DOCUMENT SEGMENT »
** START **
School buses are tuned up and hammocks are taken down, but summer-style bad weather may not be over.

Last update: September 2, 2007 - 8:38 PM

The calendar may not say so, but many things with "summer" in them are over. Summer vacation. Summer driving season. Summer hours. Summer romances. Meteorological summer.

But just as summer actually has three weeks to go, so may another phenomenon usually associated with warm weather: severe weather.

Last year a tornado on Sept. 16 killed a girl in Rogers. The year before that, tornadoes and high winds across central Minnesota on the final day of summer destroyed three houses in Andover, killed a man in Minneapolis and dropped 3.2 inches of rain on Fridley. Two weeks later, rains of up to 6 inches fell over the southern Twin Cities, a deluge that climatologists described as unprecedented for October.

An almost-as-freakish 4 inches dropped on the Twin Cities at the end of October the year before.

Storms like that are only supposed to happen in May, June and July, and really taper off by mid-August. But in the past decade, the late summer and early fall storms have picked up in severity, said Kenny Blumenfeld, a University of Minnesota doctoral candidate in geography who is studying Twin Cities severe weather trends.

"We're getting near the point where we can look for more late-season severe weather activity than is normal, and less in the peak season," Blumenfeld said.

From 1950 through 2004, Minnesota averaged 1.2 tornadoes each September. But September 2005 saw seven. Three came in September 2003, followed by one on Oct. 29. In 2000, a tornado touched down in Kandiyohi County on Nov. 1.

Tracking the edges of the jet stream, severe weather has customarily moved northward in the spring, then back southward in the late summer, producing a sort of echo storm season in late summer across the Upper Midwest.
** END **
ENTRIES SUPPLIED »
** START **
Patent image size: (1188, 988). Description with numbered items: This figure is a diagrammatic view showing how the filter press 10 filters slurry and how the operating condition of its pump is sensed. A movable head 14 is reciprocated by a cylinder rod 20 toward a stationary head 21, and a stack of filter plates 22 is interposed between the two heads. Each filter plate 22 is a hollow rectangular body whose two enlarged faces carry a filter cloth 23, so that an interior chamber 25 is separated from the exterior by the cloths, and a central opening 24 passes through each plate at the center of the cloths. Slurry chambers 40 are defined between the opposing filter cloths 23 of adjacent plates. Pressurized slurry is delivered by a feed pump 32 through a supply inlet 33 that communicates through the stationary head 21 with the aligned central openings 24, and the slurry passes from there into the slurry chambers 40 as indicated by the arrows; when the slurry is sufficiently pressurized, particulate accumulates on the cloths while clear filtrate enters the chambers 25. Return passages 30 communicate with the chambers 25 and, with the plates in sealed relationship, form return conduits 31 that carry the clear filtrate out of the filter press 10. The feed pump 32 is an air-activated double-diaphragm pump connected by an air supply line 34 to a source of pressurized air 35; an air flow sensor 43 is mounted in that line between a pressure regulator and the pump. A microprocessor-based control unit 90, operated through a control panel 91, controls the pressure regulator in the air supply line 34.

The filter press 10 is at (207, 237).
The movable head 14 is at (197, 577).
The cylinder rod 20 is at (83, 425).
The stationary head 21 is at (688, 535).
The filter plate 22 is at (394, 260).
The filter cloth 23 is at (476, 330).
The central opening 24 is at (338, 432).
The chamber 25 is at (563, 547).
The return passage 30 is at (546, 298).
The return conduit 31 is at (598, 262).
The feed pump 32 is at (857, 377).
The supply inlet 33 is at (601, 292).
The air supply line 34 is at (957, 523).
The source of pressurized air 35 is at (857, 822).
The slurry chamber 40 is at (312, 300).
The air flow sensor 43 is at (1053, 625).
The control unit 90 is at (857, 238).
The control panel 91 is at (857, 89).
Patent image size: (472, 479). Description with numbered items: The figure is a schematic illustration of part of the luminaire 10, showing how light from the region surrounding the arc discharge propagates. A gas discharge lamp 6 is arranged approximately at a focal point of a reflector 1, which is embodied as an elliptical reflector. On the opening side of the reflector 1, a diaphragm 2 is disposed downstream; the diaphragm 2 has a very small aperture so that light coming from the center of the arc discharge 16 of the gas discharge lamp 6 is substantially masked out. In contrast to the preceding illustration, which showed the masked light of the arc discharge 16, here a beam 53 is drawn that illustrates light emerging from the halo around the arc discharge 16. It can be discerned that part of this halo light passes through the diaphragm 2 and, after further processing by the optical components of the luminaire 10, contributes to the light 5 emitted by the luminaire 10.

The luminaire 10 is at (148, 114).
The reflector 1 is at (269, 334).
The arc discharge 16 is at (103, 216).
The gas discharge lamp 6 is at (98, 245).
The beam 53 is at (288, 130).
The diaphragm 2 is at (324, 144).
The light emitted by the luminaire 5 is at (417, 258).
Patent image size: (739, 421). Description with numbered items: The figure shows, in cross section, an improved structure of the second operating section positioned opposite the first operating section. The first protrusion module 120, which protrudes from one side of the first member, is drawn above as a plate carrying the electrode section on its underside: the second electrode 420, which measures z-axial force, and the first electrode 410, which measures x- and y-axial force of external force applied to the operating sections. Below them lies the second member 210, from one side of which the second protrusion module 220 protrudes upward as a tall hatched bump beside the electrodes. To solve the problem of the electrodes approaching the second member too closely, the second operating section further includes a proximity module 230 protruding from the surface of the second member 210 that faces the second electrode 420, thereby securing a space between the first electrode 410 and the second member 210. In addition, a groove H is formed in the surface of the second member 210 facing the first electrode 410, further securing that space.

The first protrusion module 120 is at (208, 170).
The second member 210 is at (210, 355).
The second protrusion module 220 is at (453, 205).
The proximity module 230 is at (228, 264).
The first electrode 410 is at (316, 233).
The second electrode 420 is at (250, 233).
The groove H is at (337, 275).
** END **
EXERCISE A » Can you summarize the article on late-season severe weather in two sentences?
EXERCISE B » Would you transcribe the listing's lines, starting at the line containing "Patent image size: (472, 479)." and ending at the line containing "The light emitted", including both of those lines?

CORRECT OUTPUT A » Many things tied to summer are over, but severe weather may not be: in recent years Minnesota has seen tornadoes in September and unusually heavy rain in October. Kenny Blumenfeld, a University of Minnesota doctoral candidate studying Twin Cities severe weather trends, says late summer and early fall storms have grown more severe in the past decade, and September 2005 brought seven tornadoes against a 1950–2004 average of 1.2.

CORRECT OUTPUT B »
Patent image size: (472, 479). Description with numbered items: The figure is a schematic illustration of part of the luminaire 10, showing how light from the region surrounding the arc discharge propagates. A gas discharge lamp 6 is arranged approximately at a focal point of a reflector 1, which is embodied as an elliptical reflector. On the opening side of the reflector 1, a diaphragm 2 is disposed downstream; the diaphragm 2 has a very small aperture so that light coming from the center of the arc discharge 16 of the gas discharge lamp 6 is substantially masked out. In contrast to the preceding illustration, which showed the masked light of the arc discharge 16, here a beam 53 is drawn that illustrates light emerging from the halo around the arc discharge 16. It can be discerned that part of this halo light passes through the diaphragm 2 and, after further processing by the optical components of the luminaire 10, contributes to the light 5 emitted by the luminaire 10.

The luminaire 10 is at (148, 114).
The reflector 1 is at (269, 334).
The arc discharge 16 is at (103, 216).
The gas discharge lamp 6 is at (98, 245).
The beam 53 is at (288, 130).
The diaphragm 2 is at (324, 144).
The light emitted by the luminaire 5 is at (417, 258).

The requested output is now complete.